* _What to do_
Repeat the records below exactly, leaving out every picture.

* _Dataset extract_
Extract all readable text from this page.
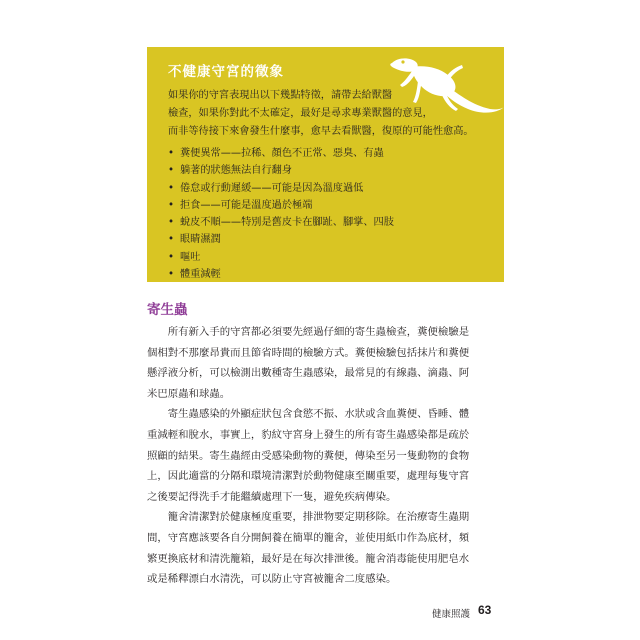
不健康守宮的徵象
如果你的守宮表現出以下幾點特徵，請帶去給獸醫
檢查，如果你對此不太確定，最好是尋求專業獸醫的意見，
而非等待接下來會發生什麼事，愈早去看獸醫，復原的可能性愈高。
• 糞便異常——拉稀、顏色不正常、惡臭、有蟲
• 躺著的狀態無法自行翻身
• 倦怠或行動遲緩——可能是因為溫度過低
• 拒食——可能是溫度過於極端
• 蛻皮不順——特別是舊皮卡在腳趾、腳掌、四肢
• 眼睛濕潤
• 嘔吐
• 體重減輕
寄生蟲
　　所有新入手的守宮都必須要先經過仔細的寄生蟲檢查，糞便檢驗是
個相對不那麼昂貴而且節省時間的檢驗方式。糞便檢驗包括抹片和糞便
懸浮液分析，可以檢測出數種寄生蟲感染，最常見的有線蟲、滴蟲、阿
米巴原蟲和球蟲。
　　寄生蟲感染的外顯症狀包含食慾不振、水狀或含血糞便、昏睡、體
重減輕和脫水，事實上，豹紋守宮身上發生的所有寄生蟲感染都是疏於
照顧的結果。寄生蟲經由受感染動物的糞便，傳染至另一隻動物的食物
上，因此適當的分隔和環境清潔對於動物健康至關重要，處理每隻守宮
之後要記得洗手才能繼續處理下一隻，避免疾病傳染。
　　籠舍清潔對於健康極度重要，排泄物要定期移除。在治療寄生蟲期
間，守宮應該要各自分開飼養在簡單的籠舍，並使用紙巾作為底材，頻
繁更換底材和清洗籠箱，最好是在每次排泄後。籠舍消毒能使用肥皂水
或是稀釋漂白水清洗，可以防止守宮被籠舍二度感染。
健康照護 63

* _Exercise response_
Extract all readable text from this page.
不健康守宮的徵象
如果你的守宮表現出以下幾點特徵，請帶去給獸醫
檢查，如果你對此不太確定，最好是尋求專業獸醫的意見，
而非等待接下來會發生什麼事，愈早去看獸醫，復原的可能性愈高。
• 糞便異常——拉稀、顏色不正常、惡臭、有蟲
• 躺著的狀態無法自行翻身
• 倦怠或行動遲緩——可能是因為溫度過低
• 拒食——可能是溫度過於極端
• 蛻皮不順——特別是舊皮卡在腳趾、腳掌、四肢
• 眼睛濕潤
• 嘔吐
• 體重減輕
寄生蟲
　　所有新入手的守宮都必須要先經過仔細的寄生蟲檢查，糞便檢驗是
個相對不那麼昂貴而且節省時間的檢驗方式。糞便檢驗包括抹片和糞便
懸浮液分析，可以檢測出數種寄生蟲感染，最常見的有線蟲、滴蟲、阿
米巴原蟲和球蟲。
　　寄生蟲感染的外顯症狀包含食慾不振、水狀或含血糞便、昏睡、體
重減輕和脫水，事實上，豹紋守宮身上發生的所有寄生蟲感染都是疏於
照顧的結果。寄生蟲經由受感染動物的糞便，傳染至另一隻動物的食物
上，因此適當的分隔和環境清潔對於動物健康至關重要，處理每隻守宮
之後要記得洗手才能繼續處理下一隻，避免疾病傳染。
　　籠舍清潔對於健康極度重要，排泄物要定期移除。在治療寄生蟲期
間，守宮應該要各自分開飼養在簡單的籠舍，並使用紙巾作為底材，頻
繁更換底材和清洗籠箱，最好是在每次排泄後。籠舍消毒能使用肥皂水
或是稀釋漂白水清洗，可以防止守宮被籠舍二度感染。
健康照護 63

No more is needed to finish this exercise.